[DATA SHOWN]
——————————

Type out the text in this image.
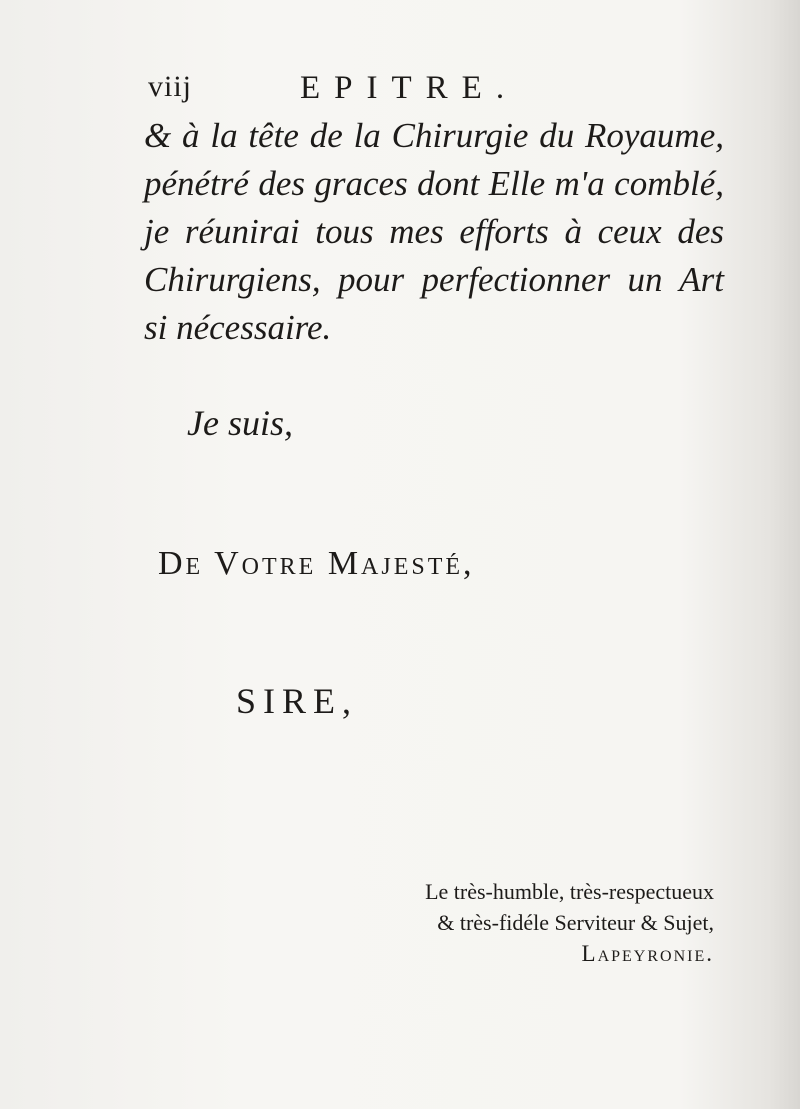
viij	EPITRE.

& à la tête de la Chirurgie du Royaume,
pénétré des graces dont Elle m'a comblé,
je réunirai tous mes efforts à ceux des
Chirurgiens, pour perfectionner un Art
si nécessaire.

Je suis,
De Votre Majesté,
SIRE,
Le très-humble, très-respectueux
& très-fidéle Serviteur & Sujet,
Lapeyronie.
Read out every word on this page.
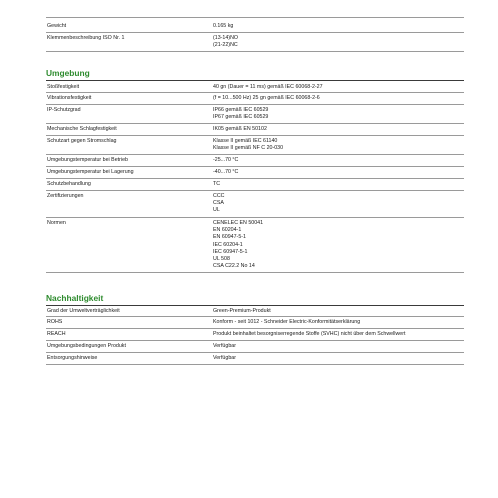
Gewicht	0.165 kg
Klemmenbeschreibung ISO Nr. 1	(13-14)NO
(21-22)NC
Umgebung
Stoßfestigkeit	40 gn (Dauer = 11 ms) gemäß IEC 60068-2-27
Vibrationsfestigkeit	(f = 10...500 Hz) 25 gn gemäß IEC 60068-2-6
IP-Schutzgrad	IP66 gemäß IEC 60529
IP67 gemäß IEC 60529
Mechanische Schlagfestigkeit	IK05 gemäß EN 50102
Schutzart gegen Stromschlag	Klasse II gemäß IEC 61140
Klasse II gemäß NF C 20-030
Umgebungstemperatur bei Betrieb	-25...70 °C
Umgebungstemperatur bei Lagerung	-40...70 °C
Schutzbehandlung	TC
Zertifizierungen	CCC
CSA
UL
Normen	CENELEC EN 50041
EN 60204-1
EN 60947-5-1
IEC 60204-1
IEC 60947-5-1
UL 508
CSA C22.2 No 14
Nachhaltigkeit
Grad der Umweltverträglichkeit	Green-Premium-Produkt
ROHS	Konform - seit 1012 - Schneider Electric-Konformitätserklärung
REACH	Produkt beinhaltet besorgniserregende Stoffe (SVHC) nicht über dem Schwellwert
Umgebungsbedingungen Produkt	Verfügbar
Entsorgungshinweise	Verfügbar
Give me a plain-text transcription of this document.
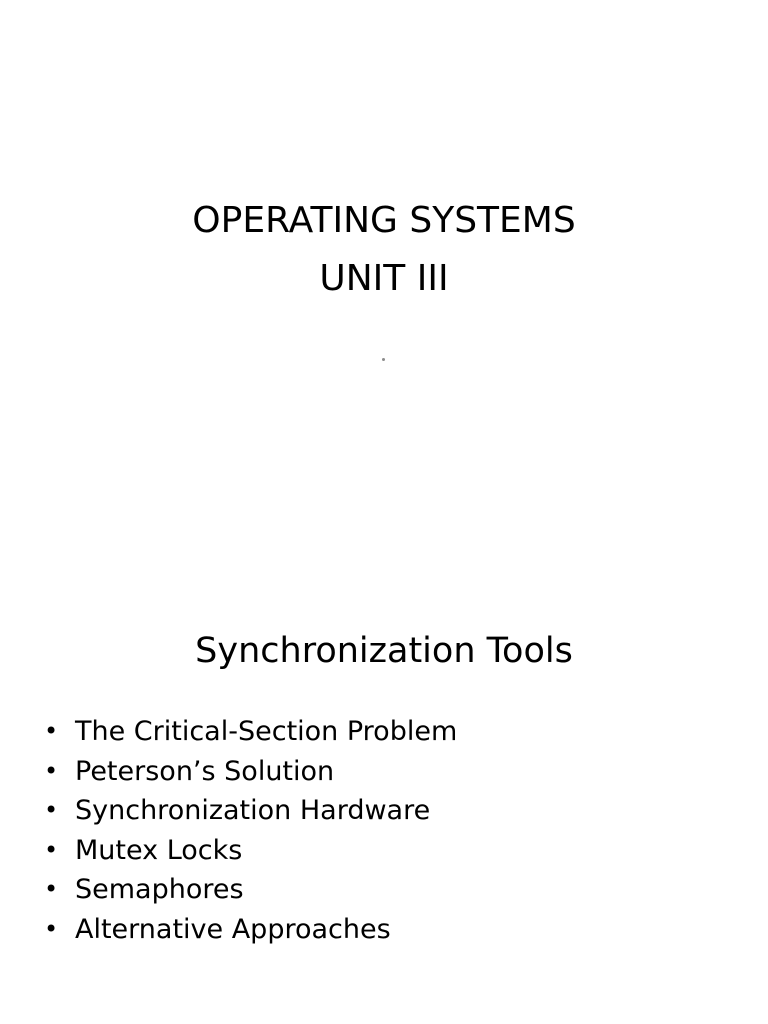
OPERATING SYSTEMS
UNIT III
Synchronization Tools
• The Critical-Section Problem
• Peterson’s Solution
• Synchronization Hardware
• Mutex Locks
• Semaphores
• Alternative Approaches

——————————

[WRITTEN EXERCISE] List every line in the records above that contains the word "Umgebungstemperatur".

[EXERCISE RESPONSE]
Umgebungstemperatur bei Betrieb	-25...70 °C
Umgebungstemperatur bei Lagerung	-40...70 °C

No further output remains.